• **Data to process**
[Start]

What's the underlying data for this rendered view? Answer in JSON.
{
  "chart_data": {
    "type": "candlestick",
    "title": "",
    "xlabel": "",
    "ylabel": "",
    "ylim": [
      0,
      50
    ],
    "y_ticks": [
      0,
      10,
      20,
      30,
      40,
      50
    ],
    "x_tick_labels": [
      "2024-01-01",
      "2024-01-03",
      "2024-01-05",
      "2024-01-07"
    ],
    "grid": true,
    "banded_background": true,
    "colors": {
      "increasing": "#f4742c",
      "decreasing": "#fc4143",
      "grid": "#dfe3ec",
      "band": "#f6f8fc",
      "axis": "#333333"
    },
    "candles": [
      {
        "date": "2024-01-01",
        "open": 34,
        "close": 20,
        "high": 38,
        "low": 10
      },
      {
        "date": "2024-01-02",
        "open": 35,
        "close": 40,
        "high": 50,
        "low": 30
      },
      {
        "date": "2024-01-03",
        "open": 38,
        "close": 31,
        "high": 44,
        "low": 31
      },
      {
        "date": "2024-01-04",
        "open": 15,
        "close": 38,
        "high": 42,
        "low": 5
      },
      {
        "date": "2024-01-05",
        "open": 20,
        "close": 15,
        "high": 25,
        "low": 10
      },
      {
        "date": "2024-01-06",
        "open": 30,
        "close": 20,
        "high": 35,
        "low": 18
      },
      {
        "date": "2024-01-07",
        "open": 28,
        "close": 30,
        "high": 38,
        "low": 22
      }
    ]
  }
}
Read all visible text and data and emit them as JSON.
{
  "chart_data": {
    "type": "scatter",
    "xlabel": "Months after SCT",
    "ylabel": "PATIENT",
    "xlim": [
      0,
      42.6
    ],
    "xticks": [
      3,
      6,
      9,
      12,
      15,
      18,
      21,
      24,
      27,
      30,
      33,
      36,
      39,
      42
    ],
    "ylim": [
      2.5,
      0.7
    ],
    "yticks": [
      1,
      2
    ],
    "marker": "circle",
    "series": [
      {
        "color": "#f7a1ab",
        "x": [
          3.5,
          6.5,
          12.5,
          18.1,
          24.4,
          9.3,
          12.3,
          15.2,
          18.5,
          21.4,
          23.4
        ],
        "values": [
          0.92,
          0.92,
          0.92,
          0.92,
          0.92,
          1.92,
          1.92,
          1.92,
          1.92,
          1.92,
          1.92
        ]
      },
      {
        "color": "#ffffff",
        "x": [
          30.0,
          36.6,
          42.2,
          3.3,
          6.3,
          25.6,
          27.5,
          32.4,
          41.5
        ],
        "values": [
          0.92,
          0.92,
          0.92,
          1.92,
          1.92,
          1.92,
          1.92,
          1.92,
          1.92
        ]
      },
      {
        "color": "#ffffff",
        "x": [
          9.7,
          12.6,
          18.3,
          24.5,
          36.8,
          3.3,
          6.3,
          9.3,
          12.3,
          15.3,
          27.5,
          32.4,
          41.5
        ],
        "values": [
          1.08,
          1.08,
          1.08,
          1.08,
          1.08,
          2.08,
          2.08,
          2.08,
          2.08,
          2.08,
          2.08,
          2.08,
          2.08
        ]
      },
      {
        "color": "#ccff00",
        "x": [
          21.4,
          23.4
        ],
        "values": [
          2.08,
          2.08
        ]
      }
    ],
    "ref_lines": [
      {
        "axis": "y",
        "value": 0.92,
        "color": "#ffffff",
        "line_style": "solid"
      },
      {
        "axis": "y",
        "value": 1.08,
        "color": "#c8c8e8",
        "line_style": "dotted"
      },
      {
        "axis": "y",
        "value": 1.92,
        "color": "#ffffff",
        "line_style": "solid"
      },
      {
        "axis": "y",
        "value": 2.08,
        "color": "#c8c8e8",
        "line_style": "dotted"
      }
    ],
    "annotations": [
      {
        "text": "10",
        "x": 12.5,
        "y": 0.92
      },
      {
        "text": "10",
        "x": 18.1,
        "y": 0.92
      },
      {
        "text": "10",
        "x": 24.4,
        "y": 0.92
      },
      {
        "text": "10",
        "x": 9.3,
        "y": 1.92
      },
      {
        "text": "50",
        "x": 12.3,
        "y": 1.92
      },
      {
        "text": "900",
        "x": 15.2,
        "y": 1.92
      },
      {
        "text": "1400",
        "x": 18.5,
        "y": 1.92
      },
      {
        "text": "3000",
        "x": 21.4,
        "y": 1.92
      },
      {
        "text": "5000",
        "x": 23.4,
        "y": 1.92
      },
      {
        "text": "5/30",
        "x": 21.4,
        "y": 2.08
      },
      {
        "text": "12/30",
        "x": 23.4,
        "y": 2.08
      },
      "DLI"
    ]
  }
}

[End]

Filter the entries down to the lines containing "high". Copy each of those lines.

        "high": 38,
        "high": 50,
        "high": 44,
        "high": 42,
        "high": 25,
        "high": 35,
        "high": 38,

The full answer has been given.